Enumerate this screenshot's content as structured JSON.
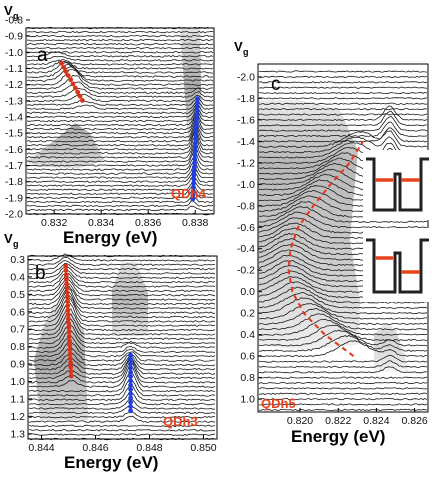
{
  "figure": {
    "vg_label": "V",
    "vg_sub": "g",
    "xlabel": "Energy (eV)"
  },
  "chart_data": [
    {
      "type": "line",
      "panel_label": "a",
      "dot_label": "QDh4",
      "xlabel": "Energy (eV)",
      "ylabel": "Vg",
      "xlim": [
        0.8308,
        0.8388
      ],
      "ylim": [
        -0.85,
        -2.0
      ],
      "x_ticks": [
        0.832,
        0.834,
        0.836,
        0.838
      ],
      "x_tick_labels": [
        "0.832",
        "0.834",
        "0.836",
        "0.838"
      ],
      "y_ticks": [
        -2.0,
        -1.9,
        -1.8,
        -1.7,
        -1.6,
        -1.5,
        -1.4,
        -1.3,
        -1.2,
        -1.1,
        -1.0,
        -0.9,
        -0.8
      ],
      "y_tick_labels": [
        "-2.0",
        "-1.9",
        "-1.8",
        "-1.7",
        "-1.6",
        "-1.5",
        "-1.4",
        "-1.3",
        "-1.2",
        "-1.1",
        "-1.0",
        "-0.9",
        "-0.8"
      ],
      "peaks": [
        {
          "color": "#d9331a",
          "vg_range": [
            -1.31,
            -1.08
          ],
          "energy_range": [
            0.8332,
            0.8323
          ],
          "width": 0.00045,
          "amplitude": 16
        },
        {
          "color": "#1f3fe0",
          "vg_range": [
            -1.92,
            -1.3
          ],
          "energy_range": [
            0.8379,
            0.8381
          ],
          "width": 0.00018,
          "amplitude": 18
        }
      ]
    },
    {
      "type": "line",
      "panel_label": "b",
      "dot_label": "QDh3",
      "xlabel": "Energy (eV)",
      "ylabel": "Vg",
      "xlim": [
        0.8435,
        0.8505
      ],
      "ylim": [
        0.28,
        1.33
      ],
      "x_ticks": [
        0.844,
        0.846,
        0.848,
        0.85
      ],
      "x_tick_labels": [
        "0.844",
        "0.846",
        "0.848",
        "0.850"
      ],
      "y_ticks": [
        1.3,
        1.2,
        1.1,
        1.0,
        0.9,
        0.8,
        0.7,
        0.6,
        0.5,
        0.4,
        0.3
      ],
      "y_tick_labels": [
        "1.3",
        "1.2",
        "1.1",
        "1.0",
        "0.9",
        "0.8",
        "0.7",
        "0.6",
        "0.5",
        "0.4",
        "0.3"
      ],
      "peaks": [
        {
          "color": "#d9331a",
          "vg_range": [
            0.98,
            0.35
          ],
          "energy_range": [
            0.8451,
            0.8449
          ],
          "width": 0.00032,
          "amplitude": 24
        },
        {
          "color": "#1f3fe0",
          "vg_range": [
            1.18,
            0.86
          ],
          "energy_range": [
            0.8473,
            0.8473
          ],
          "width": 0.00025,
          "amplitude": 22
        }
      ]
    },
    {
      "type": "line",
      "panel_label": "c",
      "dot_label": "QDh5",
      "xlabel": "Energy (eV)",
      "ylabel": "Vg",
      "xlim": [
        0.8178,
        0.8267
      ],
      "ylim": [
        -2.12,
        1.12
      ],
      "x_ticks": [
        0.82,
        0.822,
        0.824,
        0.826
      ],
      "x_tick_labels": [
        "0.820",
        "0.822",
        "0.824",
        "0.826"
      ],
      "y_ticks": [
        1.0,
        0.8,
        0.6,
        0.4,
        0.2,
        0.0,
        -0.2,
        -0.4,
        -0.6,
        -0.8,
        -1.0,
        -1.2,
        -1.4,
        -1.6,
        -1.8,
        -2.0
      ],
      "y_tick_labels": [
        "1.0",
        "0.8",
        "0.6",
        "0.4",
        "0.2",
        "0.0",
        "-0.2",
        "-0.4",
        "-0.6",
        "-0.8",
        "-1.0",
        "-1.2",
        "-1.4",
        "-1.6",
        "-1.8",
        "-2.0"
      ],
      "dashed_curve": {
        "color": "#e8331a",
        "vg": [
          0.6,
          0.4,
          0.2,
          0.0,
          -0.2,
          -0.4,
          -0.6,
          -0.8,
          -1.0,
          -1.2,
          -1.4
        ],
        "energy": [
          0.8228,
          0.8213,
          0.8202,
          0.8196,
          0.8194,
          0.8195,
          0.8199,
          0.8207,
          0.8216,
          0.8226,
          0.8233
        ]
      },
      "band_peak": {
        "width": 0.0011,
        "amplitude": 15
      },
      "side_peak": {
        "energy": 0.8247,
        "vg_range": [
          -1.18,
          -1.55
        ],
        "width": 0.0004,
        "amplitude": 14
      }
    }
  ]
}
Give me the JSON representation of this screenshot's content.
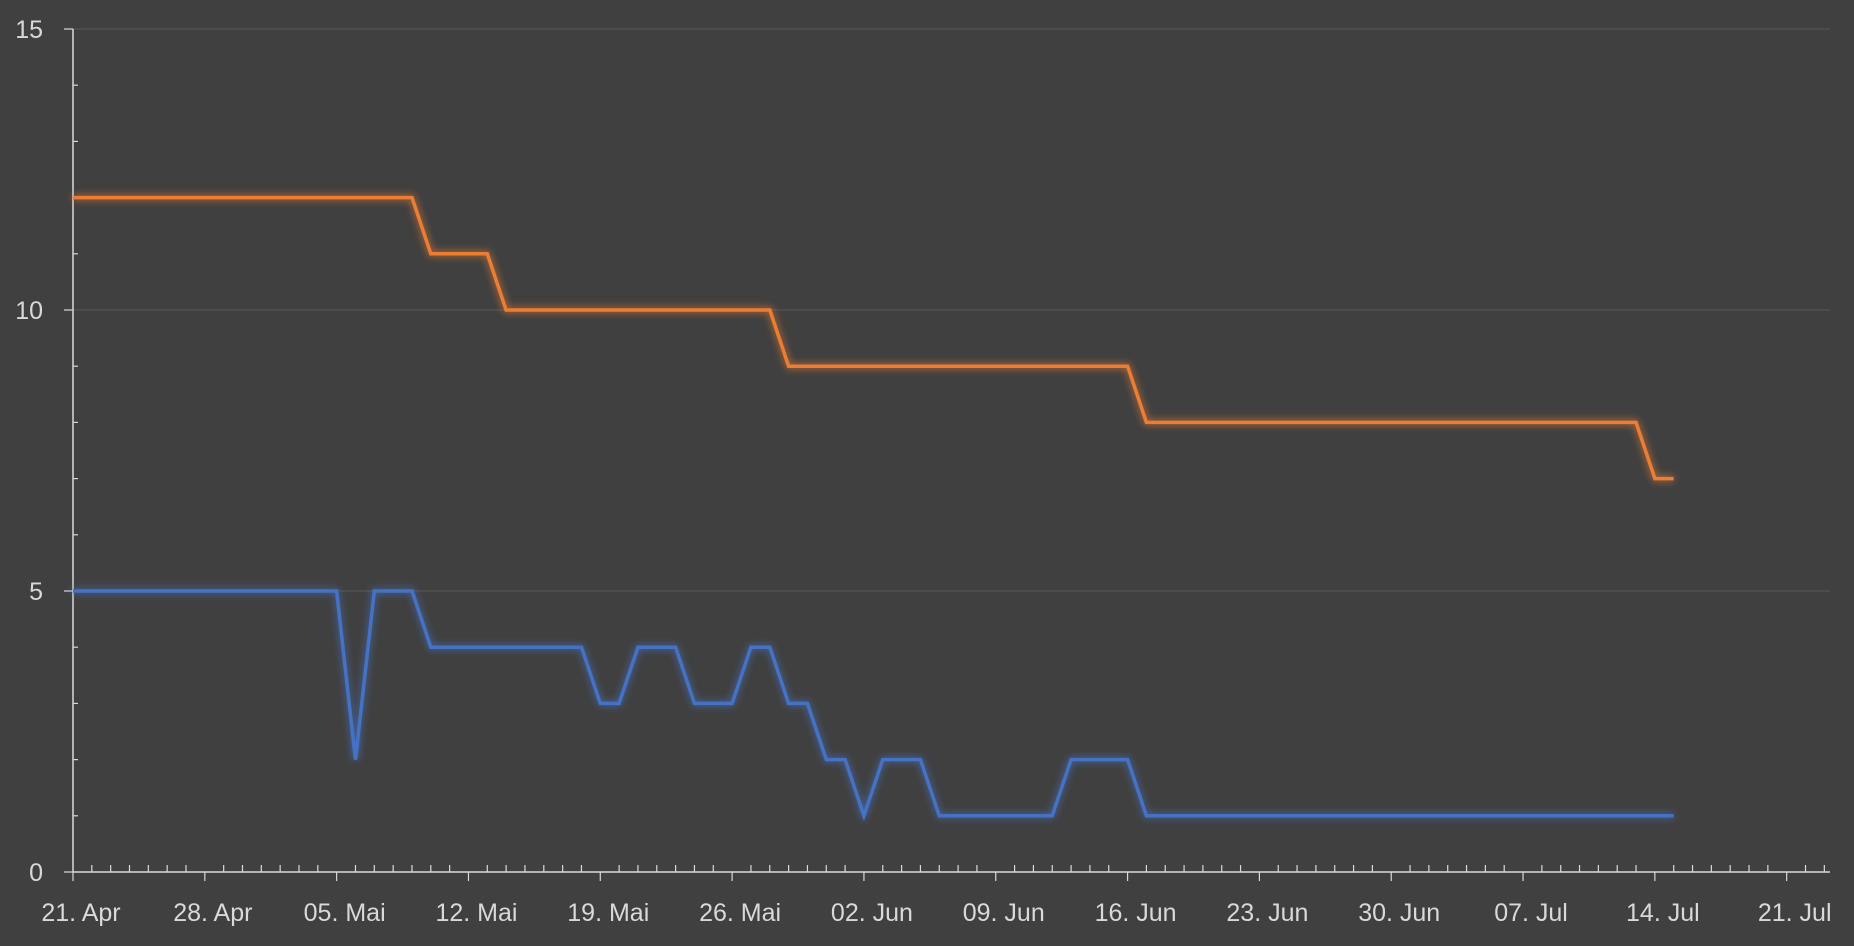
{
  "chart_data": {
    "type": "line",
    "title": "",
    "xlabel": "",
    "ylabel": "",
    "x_axis": {
      "type": "date",
      "min": "2024-04-21",
      "max": "2024-07-21",
      "tick_labels": [
        "21. Apr",
        "28. Apr",
        "05. Mai",
        "12. Mai",
        "19. Mai",
        "26. Mai",
        "02. Jun",
        "09. Jun",
        "16. Jun",
        "23. Jun",
        "30. Jun",
        "07. Jul",
        "14. Jul",
        "21. Jul"
      ]
    },
    "ylim": [
      0,
      15
    ],
    "y_tick_labels": [
      "0",
      "5",
      "10",
      "15"
    ],
    "grid": "horizontal",
    "legend": "none",
    "series": [
      {
        "color": "#ed7d31",
        "x": [
          "2024-04-21",
          "2024-05-09",
          "2024-05-10",
          "2024-05-13",
          "2024-05-14",
          "2024-05-28",
          "2024-05-29",
          "2024-06-16",
          "2024-06-17",
          "2024-07-13",
          "2024-07-14",
          "2024-07-15"
        ],
        "y": [
          12,
          12,
          11,
          11,
          10,
          10,
          9,
          9,
          8,
          8,
          7,
          7
        ]
      },
      {
        "color": "#4472c4",
        "x": [
          "2024-04-21",
          "2024-05-05",
          "2024-05-06",
          "2024-05-07",
          "2024-05-09",
          "2024-05-10",
          "2024-05-18",
          "2024-05-19",
          "2024-05-20",
          "2024-05-21",
          "2024-05-23",
          "2024-05-24",
          "2024-05-26",
          "2024-05-27",
          "2024-05-28",
          "2024-05-29",
          "2024-05-30",
          "2024-05-31",
          "2024-06-01",
          "2024-06-02",
          "2024-06-03",
          "2024-06-05",
          "2024-06-06",
          "2024-06-12",
          "2024-06-13",
          "2024-06-16",
          "2024-06-17",
          "2024-07-15"
        ],
        "y": [
          5,
          5,
          2,
          5,
          5,
          4,
          4,
          3,
          3,
          4,
          4,
          3,
          3,
          4,
          4,
          3,
          3,
          2,
          2,
          1,
          2,
          2,
          1,
          1,
          2,
          2,
          1,
          1
        ]
      }
    ]
  }
}
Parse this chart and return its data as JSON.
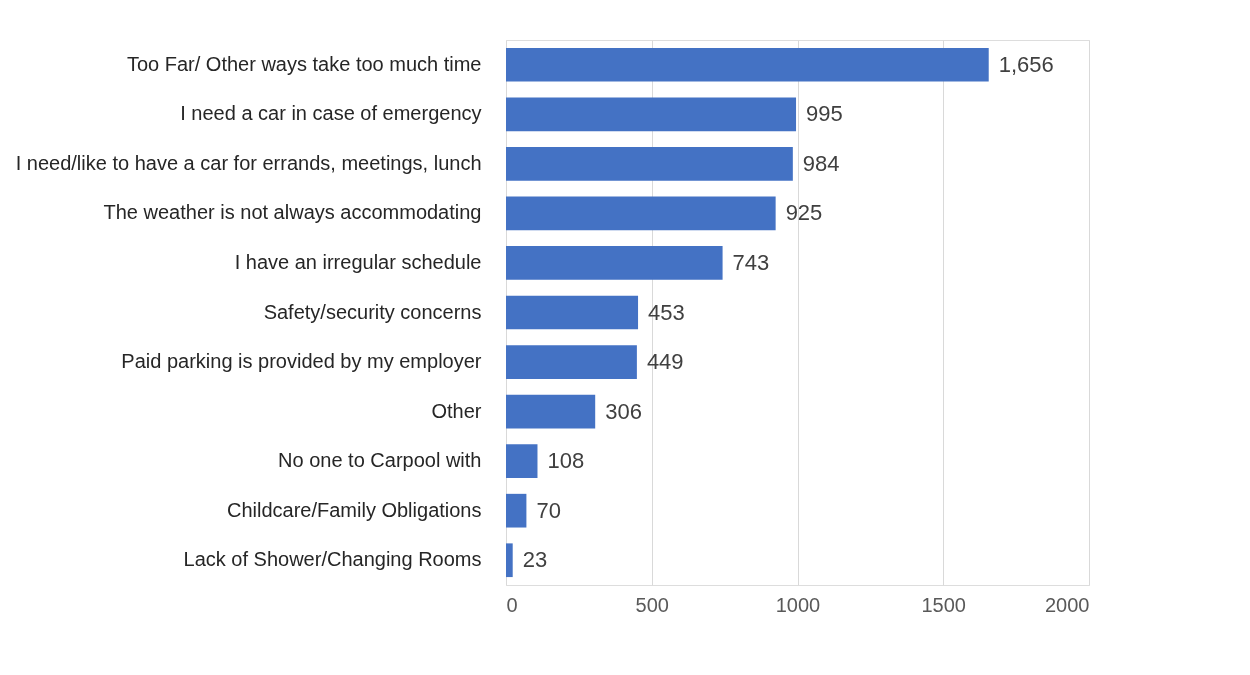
{
  "chart_data": {
    "type": "bar",
    "orientation": "horizontal",
    "categories": [
      "Too Far/ Other ways take too much time",
      "I need a car in case of emergency",
      "I need/like to have a car for errands, meetings, lunch",
      "The weather is not always accommodating",
      "I have an irregular schedule",
      "Safety/security concerns",
      "Paid parking is provided by my employer",
      "Other",
      "No one to Carpool with",
      "Childcare/Family Obligations",
      "Lack of Shower/Changing Rooms"
    ],
    "values": [
      1656,
      995,
      984,
      925,
      743,
      453,
      449,
      306,
      108,
      70,
      23
    ],
    "value_labels": [
      "1,656",
      "995",
      "984",
      "925",
      "743",
      "453",
      "449",
      "306",
      "108",
      "70",
      "23"
    ],
    "color": "#4472c4",
    "xlim": [
      0,
      2000
    ],
    "xticks": [
      0,
      500,
      1000,
      1500,
      2000
    ],
    "grid": "x"
  }
}
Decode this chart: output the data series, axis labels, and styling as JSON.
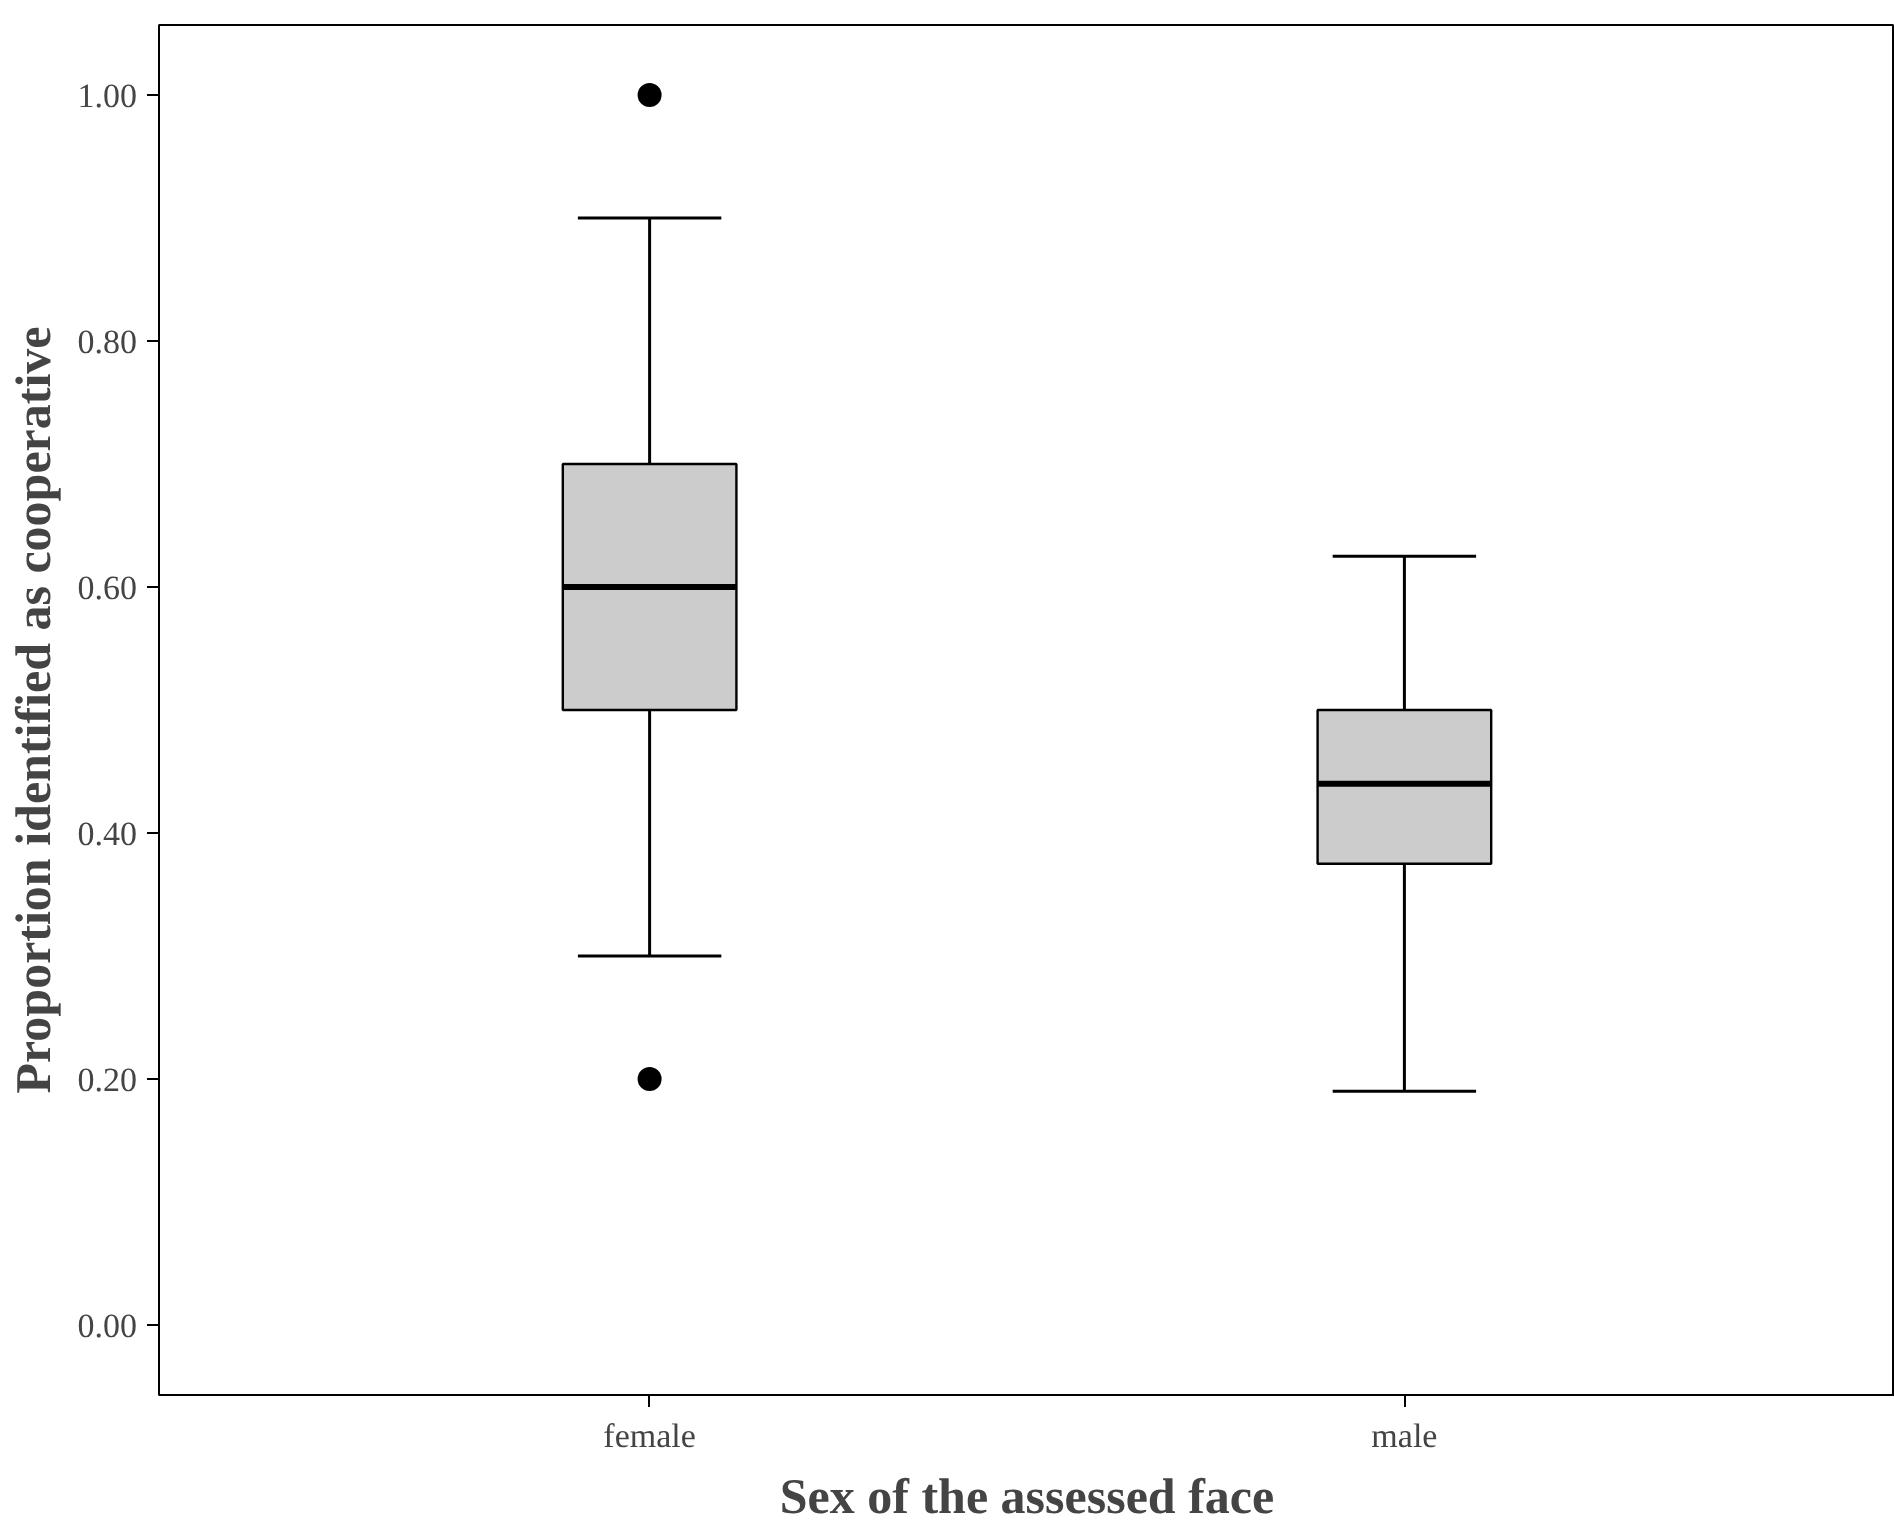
{
  "chart_data": {
    "type": "box",
    "xlabel": "Sex of the assessed face",
    "ylabel": "Proportion identified as cooperative",
    "categories": [
      "female",
      "male"
    ],
    "series": [
      {
        "color": "#cccccc",
        "boxes": [
          {
            "low": 0.3,
            "q1": 0.5,
            "median": 0.6,
            "q3": 0.7,
            "high": 0.9,
            "outliers": [
              1.0,
              0.2
            ]
          },
          {
            "low": 0.19,
            "q1": 0.375,
            "median": 0.44,
            "q3": 0.5,
            "high": 0.625
          }
        ]
      }
    ],
    "ylim": [
      -0.057,
      1.057
    ],
    "yticks": [
      {
        "value": 0,
        "label": "0.00"
      },
      {
        "value": 0.2,
        "label": "0.20"
      },
      {
        "value": 0.4,
        "label": "0.40"
      },
      {
        "value": 0.6,
        "label": "0.60"
      },
      {
        "value": 0.8,
        "label": "0.80"
      },
      {
        "value": 1.0,
        "label": "1.00"
      }
    ],
    "marker": "circle"
  }
}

=-=-=-=-=

What you need to do: Please retype, exactly and with the pictures left out, the lines from the line containing "Decode this chart: output" through the last line of the records above.

Exercise response:
Decode this chart: output the data series, axis labels, and styling as JSON.
{
  "chart_data": {
    "type": "box",
    "xlabel": "Sex of the assessed face",
    "ylabel": "Proportion identified as cooperative",
    "categories": [
      "female",
      "male"
    ],
    "series": [
      {
        "color": "#cccccc",
        "boxes": [
          {
            "low": 0.3,
            "q1": 0.5,
            "median": 0.6,
            "q3": 0.7,
            "high": 0.9,
            "outliers": [
              1.0,
              0.2
            ]
          },
          {
            "low": 0.19,
            "q1": 0.375,
            "median": 0.44,
            "q3": 0.5,
            "high": 0.625
          }
        ]
      }
    ],
    "ylim": [
      -0.057,
      1.057
    ],
    "yticks": [
      {
        "value": 0,
        "label": "0.00"
      },
      {
        "value": 0.2,
        "label": "0.20"
      },
      {
        "value": 0.4,
        "label": "0.40"
      },
      {
        "value": 0.6,
        "label": "0.60"
      },
      {
        "value": 0.8,
        "label": "0.80"
      },
      {
        "value": 1.0,
        "label": "1.00"
      }
    ],
    "marker": "circle"
  }
}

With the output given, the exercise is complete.